# Aim of the task:
All of the lines below are to be printed again exactly; images are excluded from the output.

# Data shown:
# # #

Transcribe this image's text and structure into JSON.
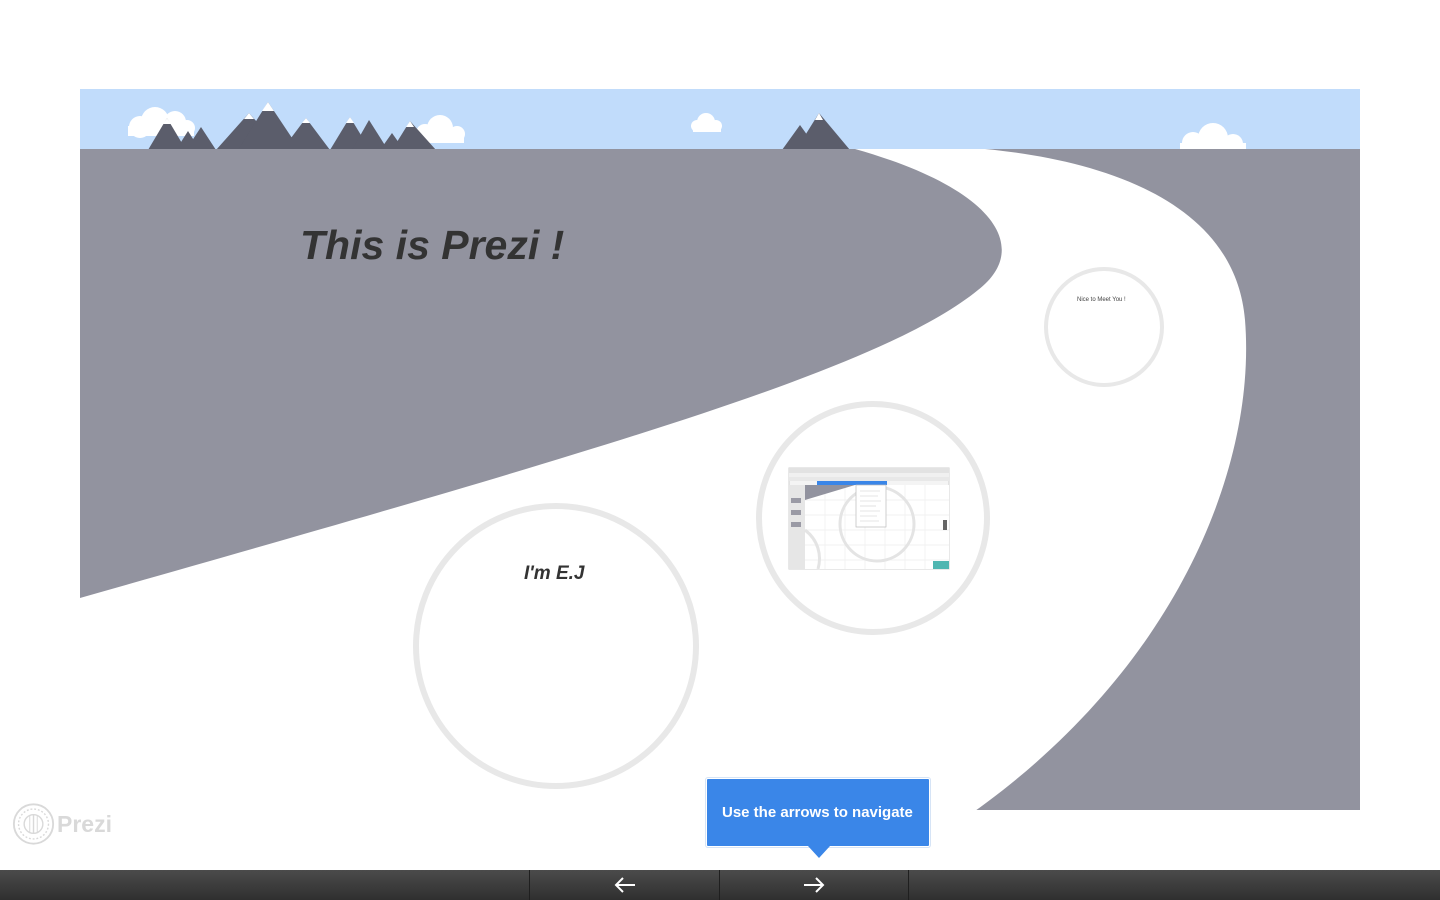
{
  "slide": {
    "title": "This is Prezi !"
  },
  "bubbles": {
    "intro_label": "I'm E.J",
    "nice_label": "Nice to Meet You !"
  },
  "brand": {
    "logo_text": "Prezi"
  },
  "tooltip": {
    "text": "Use the arrows to navigate"
  },
  "navigation": {
    "previous_icon": "arrow-left-icon",
    "next_icon": "arrow-right-icon"
  },
  "colors": {
    "sky": "#c1dcfb",
    "ground": "#92939f",
    "road": "#ffffff",
    "mountain": "#5b5d6b",
    "bubble_ring": "#e8e8e8",
    "accent": "#3a86e8",
    "navbar": "#3a3a3a"
  }
}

# # #

# Response to the exercise:
Transcribe this image's text and structure into JSON.
{
  "slide": {
    "title": "This is Prezi !"
  },
  "bubbles": {
    "intro_label": "I'm E.J",
    "nice_label": "Nice to Meet You !"
  },
  "brand": {
    "logo_text": "Prezi"
  },
  "tooltip": {
    "text": "Use the arrows to navigate"
  },
  "navigation": {
    "previous_icon": "arrow-left-icon",
    "next_icon": "arrow-right-icon"
  },
  "colors": {
    "sky": "#c1dcfb",
    "ground": "#92939f",
    "road": "#ffffff",
    "mountain": "#5b5d6b",
    "bubble_ring": "#e8e8e8",
    "accent": "#3a86e8",
    "navbar": "#3a3a3a"
  }
}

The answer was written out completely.